GIVEN INSTRUCTION ▸ Retype, without changes, every line from the line that contains "Output the text content of this document." through the final line of the records. Exclude pictures.

RECORDS TO USE ▸
+++

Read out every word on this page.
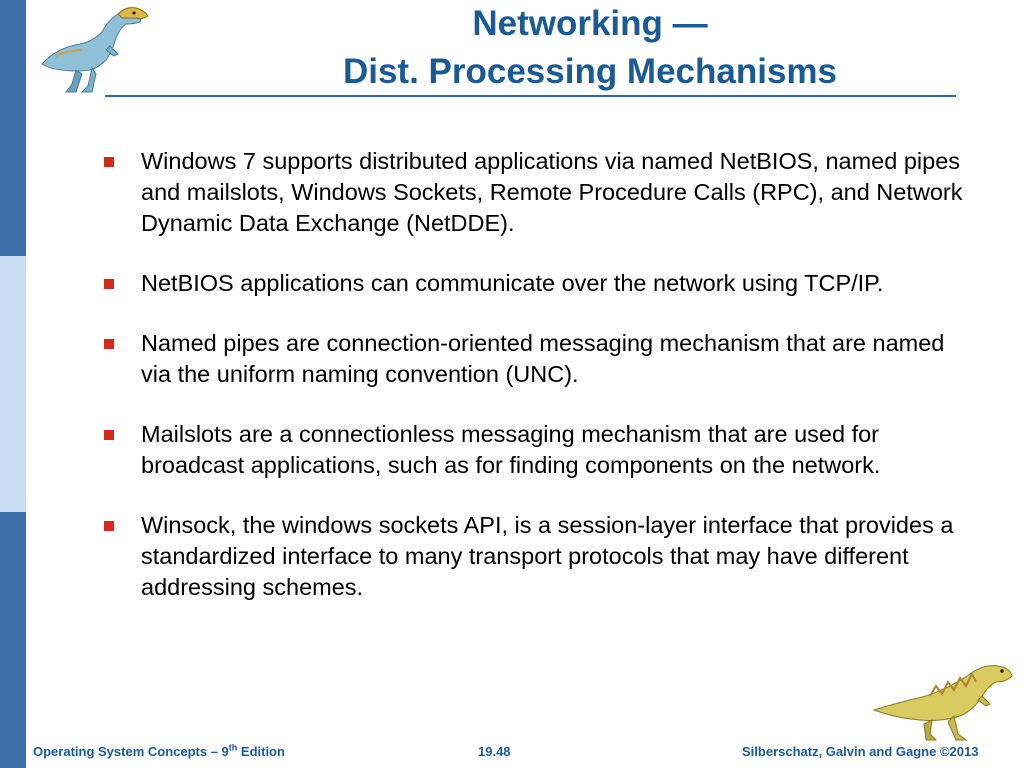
Networking —
Dist. Processing Mechanisms
Windows 7 supports distributed applications via named NetBIOS, named pipes and mailslots, Windows Sockets, Remote Procedure Calls (RPC), and Network Dynamic Data Exchange (NetDDE).
NetBIOS applications can communicate over the network using TCP/IP.
Named pipes are connection-oriented messaging mechanism that are named via the uniform naming convention (UNC).
Mailslots are a connectionless messaging mechanism that are used for broadcast applications, such as for finding components on the network.
Winsock, the windows sockets API, is a session-layer interface that provides a standardized interface to many transport protocols that may have different addressing schemes.
Operating System Concepts – 9th Edition	19.48	Silberschatz, Galvin and Gagne ©2013
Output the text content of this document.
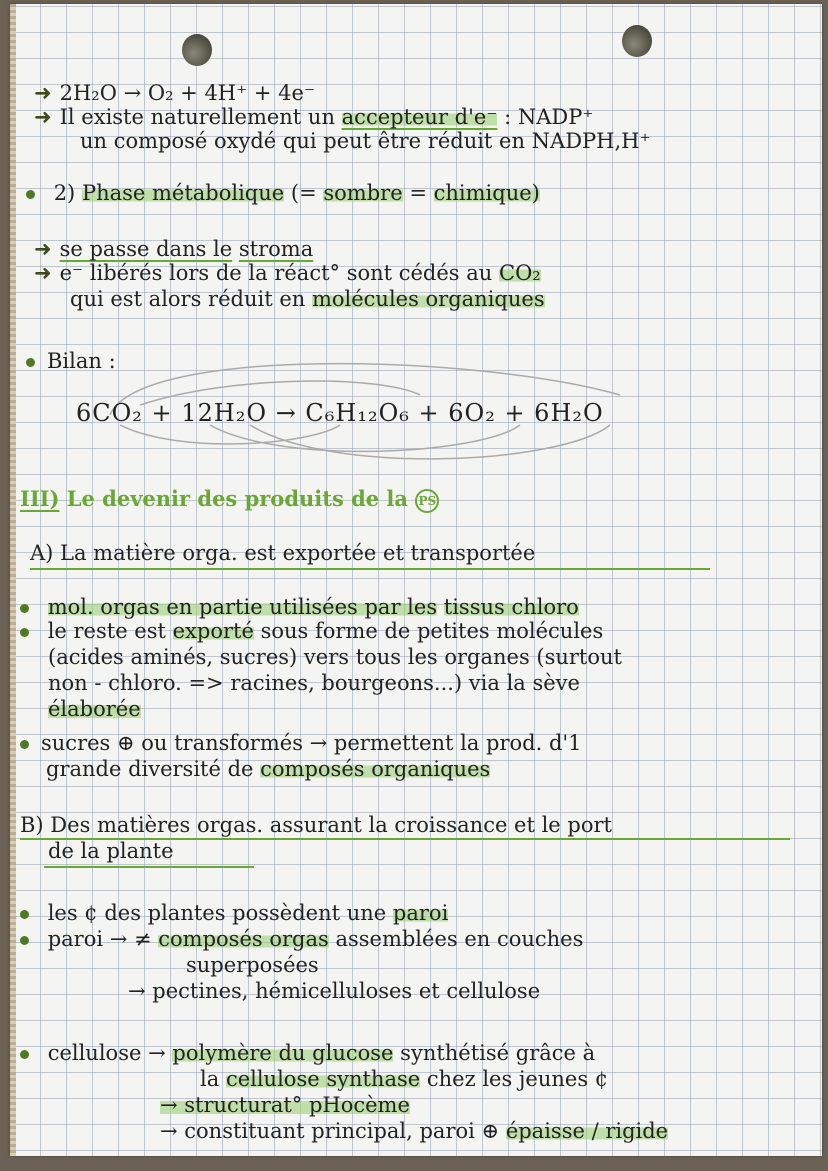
➜ 2H₂O → O₂ + 4H⁺ + 4e⁻
➜ Il existe naturellement un accepteur d'e⁻ : NADP⁺
un composé oxydé qui peut être réduit en NADPH,H⁺
2) Phase métabolique (= sombre = chimique)
➜ se passe dans le stroma
➜ e⁻ libérés lors de la réact° sont cédés au CO₂
qui est alors réduit en molécules organiques
Bilan :
6CO₂ + 12H₂O → C₆H₁₂O₆ + 6O₂ + 6H₂O
III) Le devenir des produits de la PS
A) La matière orga. est exportée et transportée
mol. orgas en partie utilisées par les tissus chloro
le reste est exporté sous forme de petites molécules
(acides aminés, sucres) vers tous les organes (surtout
non - chloro. => racines, bourgeons...) via la sève
élaborée
sucres ⊕ ou transformés → permettent la prod. d'1
grande diversité de composés organiques
B) Des matières orgas. assurant la croissance et le port
de la plante
les ¢ des plantes possèdent une paroi
paroi → ≠ composés orgas assemblées en couches
superposées
→ pectines, hémicelluloses et cellulose
cellulose → polymère du glucose synthétisé grâce à
la cellulose synthase chez les jeunes ¢
→ structurat° pHocème
→ constituant principal, paroi ⊕ épaisse / rigide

+++

OUTPUT ▸
Output the text content of this document.
➜ 2H₂O → O₂ + 4H⁺ + 4e⁻
➜ Il existe naturellement un accepteur d'e⁻ : NADP⁺
un composé oxydé qui peut être réduit en NADPH,H⁺
2) Phase métabolique (= sombre = chimique)
➜ se passe dans le stroma
➜ e⁻ libérés lors de la réact° sont cédés au CO₂
qui est alors réduit en molécules organiques
Bilan :
6CO₂ + 12H₂O → C₆H₁₂O₆ + 6O₂ + 6H₂O
III) Le devenir des produits de la PS
A) La matière orga. est exportée et transportée
mol. orgas en partie utilisées par les tissus chloro
le reste est exporté sous forme de petites molécules
(acides aminés, sucres) vers tous les organes (surtout
non - chloro. => racines, bourgeons...) via la sève
élaborée
sucres ⊕ ou transformés → permettent la prod. d'1
grande diversité de composés organiques
B) Des matières orgas. assurant la croissance et le port
de la plante
les ¢ des plantes possèdent une paroi
paroi → ≠ composés orgas assemblées en couches
superposées
→ pectines, hémicelluloses et cellulose
cellulose → polymère du glucose synthétisé grâce à
la cellulose synthase chez les jeunes ¢
→ structurat° pHocème
→ constituant principal, paroi ⊕ épaisse / rigide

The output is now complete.